▶ INPUT ROWS
▼

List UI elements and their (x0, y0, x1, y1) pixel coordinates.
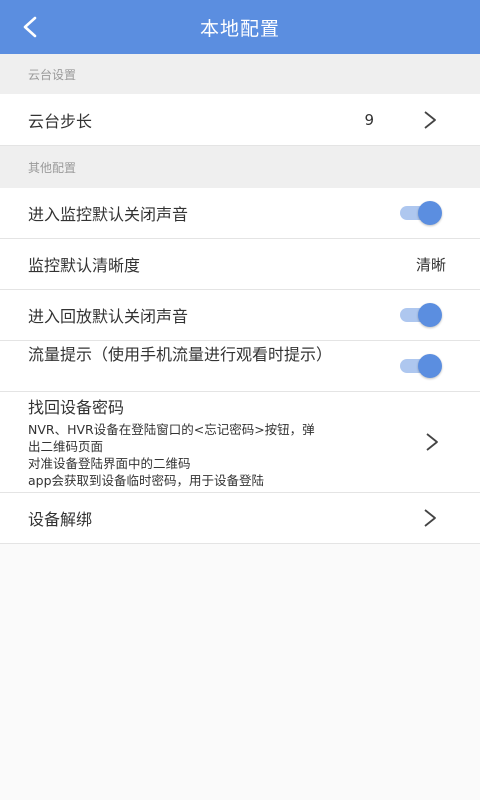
mute-live-row: 进入监控默认关闭声音 (0, 188, 480, 239)
default-quality-row[interactable]: 监控默认清晰度 清晰 (0, 239, 480, 290)
default-quality-value: 清晰 (415, 255, 446, 274)
section-title-other: 其他配置 (28, 160, 77, 175)
default-quality-label: 监控默认清晰度 (28, 256, 141, 275)
section-header-ptz: 云台设置 (0, 54, 480, 94)
find-password-desc-line: NVR、HVR设备在登陆窗口的<忘记密码>按钮，弹 (28, 422, 315, 437)
find-password-desc-line: app会获取到设备临时密码，用于设备登陆 (28, 473, 265, 488)
find-password-desc: NVR、HVR设备在登陆窗口的<忘记密码>按钮，弹 出二维码页面 对准设备登陆界… (28, 421, 398, 489)
mute-playback-toggle[interactable] (400, 303, 442, 327)
data-warning-row: 流量提示（使用手机流量进行观看时提示） (0, 341, 480, 392)
toggle-knob (418, 303, 442, 327)
section-title-ptz: 云台设置 (28, 67, 77, 82)
ptz-step-label: 云台步长 (28, 111, 93, 131)
mute-live-label: 进入监控默认关闭声音 (28, 205, 189, 224)
data-warning-label: 流量提示（使用手机流量进行观看时提示） (28, 345, 333, 364)
find-password-title: 找回设备密码 (28, 398, 125, 417)
section-header-other: 其他配置 (0, 146, 480, 188)
back-button[interactable] (10, 7, 50, 47)
ptz-step-value: 9 (364, 110, 374, 129)
find-password-desc-line: 对准设备登陆界面中的二维码 (28, 456, 191, 471)
unbind-row[interactable]: 设备解绑 (0, 493, 480, 544)
chevron-right-icon (420, 506, 440, 530)
data-warning-toggle[interactable] (400, 354, 442, 378)
find-password-row[interactable]: 找回设备密码 NVR、HVR设备在登陆窗口的<忘记密码>按钮，弹 出二维码页面 … (0, 392, 480, 493)
mute-playback-label: 进入回放默认关闭声音 (28, 307, 189, 326)
chevron-left-icon (23, 16, 37, 38)
chevron-right-icon (422, 430, 442, 454)
toggle-knob (418, 354, 442, 378)
mute-live-toggle[interactable] (400, 201, 442, 225)
chevron-right-icon (420, 108, 440, 132)
ptz-step-row[interactable]: 云台步长 9 (0, 94, 480, 146)
find-password-desc-line: 出二维码页面 (28, 439, 104, 454)
mute-playback-row: 进入回放默认关闭声音 (0, 290, 480, 341)
page-title: 本地配置 (199, 17, 280, 40)
header-bar: 本地配置 (0, 0, 480, 54)
unbind-label: 设备解绑 (28, 510, 93, 529)
toggle-knob (418, 201, 442, 225)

▲

Output every line of the records above verbatim, leaving out the picture.

▶ SOLUTION
List UI elements and their (x0, y0, x1, y1) pixel coordinates.
mute-live-row: 进入监控默认关闭声音 (0, 188, 480, 239)
default-quality-row[interactable]: 监控默认清晰度 清晰 (0, 239, 480, 290)
default-quality-value: 清晰 (415, 255, 446, 274)
section-title-other: 其他配置 (28, 160, 77, 175)
default-quality-label: 监控默认清晰度 (28, 256, 141, 275)
section-header-ptz: 云台设置 (0, 54, 480, 94)
find-password-desc-line: NVR、HVR设备在登陆窗口的<忘记密码>按钮，弹 (28, 422, 315, 437)
find-password-desc-line: app会获取到设备临时密码，用于设备登陆 (28, 473, 265, 488)
find-password-desc: NVR、HVR设备在登陆窗口的<忘记密码>按钮，弹 出二维码页面 对准设备登陆界… (28, 421, 398, 489)
mute-playback-toggle[interactable] (400, 303, 442, 327)
data-warning-row: 流量提示（使用手机流量进行观看时提示） (0, 341, 480, 392)
toggle-knob (418, 303, 442, 327)
section-title-ptz: 云台设置 (28, 67, 77, 82)
ptz-step-label: 云台步长 (28, 111, 93, 131)
mute-live-label: 进入监控默认关闭声音 (28, 205, 189, 224)
data-warning-label: 流量提示（使用手机流量进行观看时提示） (28, 345, 333, 364)
find-password-title: 找回设备密码 (28, 398, 125, 417)
section-header-other: 其他配置 (0, 146, 480, 188)
back-button[interactable] (10, 7, 50, 47)
ptz-step-value: 9 (364, 110, 374, 129)
find-password-desc-line: 对准设备登陆界面中的二维码 (28, 456, 191, 471)
unbind-row[interactable]: 设备解绑 (0, 493, 480, 544)
chevron-right-icon (420, 506, 440, 530)
data-warning-toggle[interactable] (400, 354, 442, 378)
find-password-row[interactable]: 找回设备密码 NVR、HVR设备在登陆窗口的<忘记密码>按钮，弹 出二维码页面 … (0, 392, 480, 493)
mute-playback-label: 进入回放默认关闭声音 (28, 307, 189, 326)
chevron-left-icon (23, 16, 37, 38)
chevron-right-icon (422, 430, 442, 454)
toggle-knob (418, 354, 442, 378)
mute-live-toggle[interactable] (400, 201, 442, 225)
chevron-right-icon (420, 108, 440, 132)
ptz-step-row[interactable]: 云台步长 9 (0, 94, 480, 146)
find-password-desc-line: 出二维码页面 (28, 439, 104, 454)
mute-playback-row: 进入回放默认关闭声音 (0, 290, 480, 341)
page-title: 本地配置 (199, 17, 280, 40)
header-bar: 本地配置 (0, 0, 480, 54)
unbind-label: 设备解绑 (28, 510, 93, 529)
toggle-knob (418, 201, 442, 225)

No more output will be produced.